● KURZE AUFGABE
Wie lautet die Passage im Bericht über die Box-WM von „Es war schon“ bis „sagte er nachher.“, wenn du „Schwergewichtler“ gegen „Boxer“ austauschst?

# taz.de -- Box-WM im Schwergewicht: Der glückliche Schlag
       
       > Schwergewichts-Weltmeister Deontay Wilder verteidigt durch K. o. seinen
       > Titel gegen Luis Ortiz. Übersichtlich wird das Profiboxen dadurch aber
       > nicht.
       
 (IMG) Bild: Anschreien bis zehn: Ringrichter Kenny Bayless zählt Luis Ortiz aus
       
       Deontay Wilder gehört weiter zum kleinen Kreis der Herren, die sich
       Schwergewichtsweltmeister im Profiboxen nennen dürfen. Der 34-jährige
       US-Amerikaner, der den Gürtel des Verbandes WBC trägt, hat nämlich in der
       Nacht zum Sonntag in Las Vegas Luis Ortiz durch K. o. besiegt.
       
       Und zwar wie. Die ersten sechs Runden lag nämlich der 40-jährige Ortiz
       vorne. Jede hatte der Kubaner, der in Florida lebt, klar gewonnen, und es
       sah sehr danach aus, als müsste Wilder seinen Titel, den er seit 2015
       innehat, abgeben. Doch in der siebten Runde kam Wilders rechte Gerade,
       Ortiz fiel in die Seile, ging in die Knie, konnte nur noch kriechen, stand
       zwar kurz, bevor der Ringrichter Kenny Bayless bis zehn gezählt hatte, auf,
       doch der schaute dem Kämpfer in die verwirrten Augen und brach den Kampf
       ab.
       
       Es war schon der zweite Sieg [1][Wilders über Ortiz] in diesem Jahr, und
       für Wilder war gerade dieser bedeutend. „Da habt ihr gesehen, warum kein
       anderer Schwergewichtler gegen Ortiz kämpfen will“, sagte er nachher.
       Tatsächlich gehen die meisten Weltklasseboxer dieser Gewichtsklasse – auch
       die diversen Weltmeister der anderen Verbände – dem erfahrenen Ortiz aus
       dem Weg. „Er ist sehr geschickt und er bewegt sich im Ring strategisch
       klug“, lobte Wilder den Gegner, und dann lobte er auch sich: „Mein
       Intellekt ist sehr hoch, obwohl ich keine Anerkennung dafür bekomme. Ich
       habe endlich mein Maß gefunden und den entscheidenden Schlag gesetzt.“
       
       Wilders Selbstlob galt auch seinem Mut. Denn der Ortiz-Kampf war keine
       Pflichtverteidigung, er hätte dem schweren und unberechenbaren Gegner auch
       aus dem Weg gehen können.

● DATENAUFLISTUNG

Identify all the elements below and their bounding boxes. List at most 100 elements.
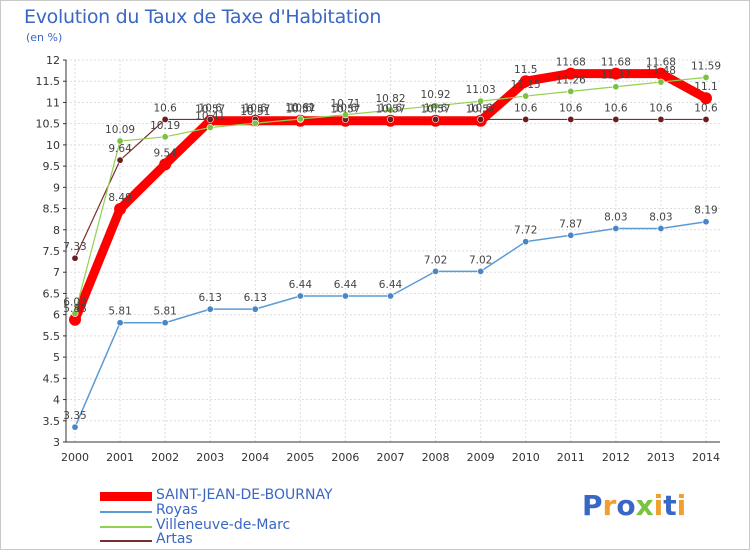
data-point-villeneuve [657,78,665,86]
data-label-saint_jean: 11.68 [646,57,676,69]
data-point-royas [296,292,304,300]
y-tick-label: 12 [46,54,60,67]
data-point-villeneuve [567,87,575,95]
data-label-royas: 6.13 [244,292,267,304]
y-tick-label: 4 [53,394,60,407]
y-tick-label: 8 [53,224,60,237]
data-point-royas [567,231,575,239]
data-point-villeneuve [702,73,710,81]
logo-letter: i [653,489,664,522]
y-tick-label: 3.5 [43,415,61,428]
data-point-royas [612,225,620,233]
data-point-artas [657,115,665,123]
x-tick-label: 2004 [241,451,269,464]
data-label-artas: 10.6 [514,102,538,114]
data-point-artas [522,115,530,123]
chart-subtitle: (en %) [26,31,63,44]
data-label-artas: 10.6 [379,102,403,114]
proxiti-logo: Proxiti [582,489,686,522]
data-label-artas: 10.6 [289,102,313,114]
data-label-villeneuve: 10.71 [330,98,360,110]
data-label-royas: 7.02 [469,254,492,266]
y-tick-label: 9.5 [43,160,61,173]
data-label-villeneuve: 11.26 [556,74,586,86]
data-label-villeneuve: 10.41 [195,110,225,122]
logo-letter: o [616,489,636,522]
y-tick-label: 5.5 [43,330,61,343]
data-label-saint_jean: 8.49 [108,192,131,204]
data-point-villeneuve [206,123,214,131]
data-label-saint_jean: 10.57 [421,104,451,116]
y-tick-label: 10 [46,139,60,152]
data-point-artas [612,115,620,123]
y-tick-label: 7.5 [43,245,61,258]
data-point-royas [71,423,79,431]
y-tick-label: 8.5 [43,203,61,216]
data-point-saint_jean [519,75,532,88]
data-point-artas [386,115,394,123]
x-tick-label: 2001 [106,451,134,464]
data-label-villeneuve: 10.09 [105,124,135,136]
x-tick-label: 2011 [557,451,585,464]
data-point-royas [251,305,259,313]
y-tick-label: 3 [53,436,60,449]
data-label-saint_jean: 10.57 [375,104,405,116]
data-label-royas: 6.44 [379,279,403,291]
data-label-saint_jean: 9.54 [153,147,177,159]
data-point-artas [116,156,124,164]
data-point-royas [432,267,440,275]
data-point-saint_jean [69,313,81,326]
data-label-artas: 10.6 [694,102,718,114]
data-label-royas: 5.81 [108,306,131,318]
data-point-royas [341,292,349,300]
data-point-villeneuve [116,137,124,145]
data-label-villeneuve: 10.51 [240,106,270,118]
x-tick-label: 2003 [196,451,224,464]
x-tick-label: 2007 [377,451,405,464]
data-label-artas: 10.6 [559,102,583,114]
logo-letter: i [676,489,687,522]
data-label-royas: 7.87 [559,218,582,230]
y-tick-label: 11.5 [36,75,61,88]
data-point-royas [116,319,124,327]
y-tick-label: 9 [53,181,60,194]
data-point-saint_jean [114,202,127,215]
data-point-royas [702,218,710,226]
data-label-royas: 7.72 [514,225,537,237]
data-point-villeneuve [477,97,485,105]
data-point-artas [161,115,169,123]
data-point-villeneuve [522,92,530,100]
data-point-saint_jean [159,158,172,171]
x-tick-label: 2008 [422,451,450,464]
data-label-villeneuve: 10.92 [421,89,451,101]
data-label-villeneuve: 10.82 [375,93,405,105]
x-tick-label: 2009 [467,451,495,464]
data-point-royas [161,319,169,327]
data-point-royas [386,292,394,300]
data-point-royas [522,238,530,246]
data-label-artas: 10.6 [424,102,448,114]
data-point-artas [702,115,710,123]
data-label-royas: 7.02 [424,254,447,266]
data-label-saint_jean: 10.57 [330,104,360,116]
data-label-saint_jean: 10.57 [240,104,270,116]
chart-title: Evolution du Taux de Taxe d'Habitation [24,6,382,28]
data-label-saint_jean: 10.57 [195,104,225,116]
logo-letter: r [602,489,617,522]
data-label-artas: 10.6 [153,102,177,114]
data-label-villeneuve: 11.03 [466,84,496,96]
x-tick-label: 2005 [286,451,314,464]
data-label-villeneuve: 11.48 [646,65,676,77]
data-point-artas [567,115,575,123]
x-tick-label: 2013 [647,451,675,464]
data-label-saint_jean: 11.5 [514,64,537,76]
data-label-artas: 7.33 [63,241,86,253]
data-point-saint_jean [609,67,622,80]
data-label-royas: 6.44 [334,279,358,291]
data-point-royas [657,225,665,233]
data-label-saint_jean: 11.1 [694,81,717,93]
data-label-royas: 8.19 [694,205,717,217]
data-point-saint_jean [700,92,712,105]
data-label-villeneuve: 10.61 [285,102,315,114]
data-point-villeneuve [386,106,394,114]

● ERGEBNIS DIESER AUFGABE
Es war schon der zweite Sieg [1][Wilders über Ortiz] in diesem Jahr, und
       für Wilder war gerade dieser bedeutend. „Da habt ihr gesehen, warum kein
       anderer Boxer gegen Ortiz kämpfen will“, sagte er nachher.